## Aim
The required output consists solely of the lines from the line containing "Convert this screenshot" through the end of the records, copied exactly.
####
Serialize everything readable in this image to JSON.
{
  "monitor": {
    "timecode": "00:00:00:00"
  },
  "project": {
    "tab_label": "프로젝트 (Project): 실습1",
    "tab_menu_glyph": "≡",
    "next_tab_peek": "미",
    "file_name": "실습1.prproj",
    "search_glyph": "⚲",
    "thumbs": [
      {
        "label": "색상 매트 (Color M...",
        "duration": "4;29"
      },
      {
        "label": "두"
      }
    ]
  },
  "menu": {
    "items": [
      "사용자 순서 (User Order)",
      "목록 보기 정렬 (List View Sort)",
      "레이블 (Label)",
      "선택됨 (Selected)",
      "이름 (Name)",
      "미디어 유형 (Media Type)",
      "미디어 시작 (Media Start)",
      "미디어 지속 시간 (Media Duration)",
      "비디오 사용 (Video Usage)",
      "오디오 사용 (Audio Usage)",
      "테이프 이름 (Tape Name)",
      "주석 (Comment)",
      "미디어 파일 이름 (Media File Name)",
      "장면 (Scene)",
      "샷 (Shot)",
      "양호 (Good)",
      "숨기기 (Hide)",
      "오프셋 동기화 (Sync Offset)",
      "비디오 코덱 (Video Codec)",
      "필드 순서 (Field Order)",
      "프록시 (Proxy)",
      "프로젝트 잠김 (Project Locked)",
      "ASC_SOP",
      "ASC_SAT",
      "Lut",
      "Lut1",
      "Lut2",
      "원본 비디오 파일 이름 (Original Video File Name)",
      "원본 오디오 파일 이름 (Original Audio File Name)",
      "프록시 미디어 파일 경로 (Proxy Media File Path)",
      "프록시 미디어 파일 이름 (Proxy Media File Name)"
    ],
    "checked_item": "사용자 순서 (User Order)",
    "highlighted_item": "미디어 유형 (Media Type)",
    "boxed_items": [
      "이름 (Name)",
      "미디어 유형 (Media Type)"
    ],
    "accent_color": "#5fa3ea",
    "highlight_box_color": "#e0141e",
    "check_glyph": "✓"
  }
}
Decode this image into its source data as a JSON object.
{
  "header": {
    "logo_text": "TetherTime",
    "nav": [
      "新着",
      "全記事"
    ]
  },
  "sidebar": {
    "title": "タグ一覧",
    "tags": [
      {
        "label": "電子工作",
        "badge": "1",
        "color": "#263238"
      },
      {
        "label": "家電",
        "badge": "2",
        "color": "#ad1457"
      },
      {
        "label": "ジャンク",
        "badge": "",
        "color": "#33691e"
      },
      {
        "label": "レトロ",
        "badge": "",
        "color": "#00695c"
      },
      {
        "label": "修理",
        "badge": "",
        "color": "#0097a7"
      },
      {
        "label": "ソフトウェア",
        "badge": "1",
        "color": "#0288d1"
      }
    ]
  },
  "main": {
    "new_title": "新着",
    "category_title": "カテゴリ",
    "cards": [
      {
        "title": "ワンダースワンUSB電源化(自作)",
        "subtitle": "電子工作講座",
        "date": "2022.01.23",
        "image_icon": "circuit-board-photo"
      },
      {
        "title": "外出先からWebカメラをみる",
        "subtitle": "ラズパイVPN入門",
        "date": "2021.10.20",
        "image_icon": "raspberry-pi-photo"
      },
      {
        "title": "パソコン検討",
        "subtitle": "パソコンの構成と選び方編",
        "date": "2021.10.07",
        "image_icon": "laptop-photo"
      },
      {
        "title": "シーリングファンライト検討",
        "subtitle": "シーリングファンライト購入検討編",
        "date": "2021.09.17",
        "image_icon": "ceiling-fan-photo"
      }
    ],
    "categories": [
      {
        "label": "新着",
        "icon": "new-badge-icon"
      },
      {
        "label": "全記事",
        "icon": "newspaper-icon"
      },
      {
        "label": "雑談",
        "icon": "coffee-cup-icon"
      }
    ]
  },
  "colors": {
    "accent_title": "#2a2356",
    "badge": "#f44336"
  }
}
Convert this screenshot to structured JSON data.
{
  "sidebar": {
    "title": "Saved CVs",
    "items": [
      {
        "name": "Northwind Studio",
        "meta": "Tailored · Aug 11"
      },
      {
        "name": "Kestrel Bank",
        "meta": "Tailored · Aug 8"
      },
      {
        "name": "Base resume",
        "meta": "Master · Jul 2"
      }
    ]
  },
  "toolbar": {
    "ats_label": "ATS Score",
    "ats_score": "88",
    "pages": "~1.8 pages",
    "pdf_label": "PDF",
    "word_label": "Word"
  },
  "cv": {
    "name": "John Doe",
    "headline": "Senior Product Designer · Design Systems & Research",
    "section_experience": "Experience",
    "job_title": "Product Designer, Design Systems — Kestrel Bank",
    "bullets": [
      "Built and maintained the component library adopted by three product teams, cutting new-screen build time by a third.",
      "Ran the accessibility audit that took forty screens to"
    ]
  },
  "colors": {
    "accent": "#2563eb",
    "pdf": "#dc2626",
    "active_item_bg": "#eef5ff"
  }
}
####
## Answer for this exercise
Convert this screenshot to structured JSON data.
{
  "sidebar": {
    "title": "Saved CVs",
    "items": [
      {
        "name": "Northwind Studio",
        "meta": "Tailored · Aug 11"
      },
      {
        "name": "Kestrel Bank",
        "meta": "Tailored · Aug 8"
      },
      {
        "name": "Base resume",
        "meta": "Master · Jul 2"
      }
    ]
  },
  "toolbar": {
    "ats_label": "ATS Score",
    "ats_score": "88",
    "pages": "~1.8 pages",
    "pdf_label": "PDF",
    "word_label": "Word"
  },
  "cv": {
    "name": "John Doe",
    "headline": "Senior Product Designer · Design Systems & Research",
    "section_experience": "Experience",
    "job_title": "Product Designer, Design Systems — Kestrel Bank",
    "bullets": [
      "Built and maintained the component library adopted by three product teams, cutting new-screen build time by a third.",
      "Ran the accessibility audit that took forty screens to"
    ]
  },
  "colors": {
    "accent": "#2563eb",
    "pdf": "#dc2626",
    "active_item_bg": "#eef5ff"
  }
}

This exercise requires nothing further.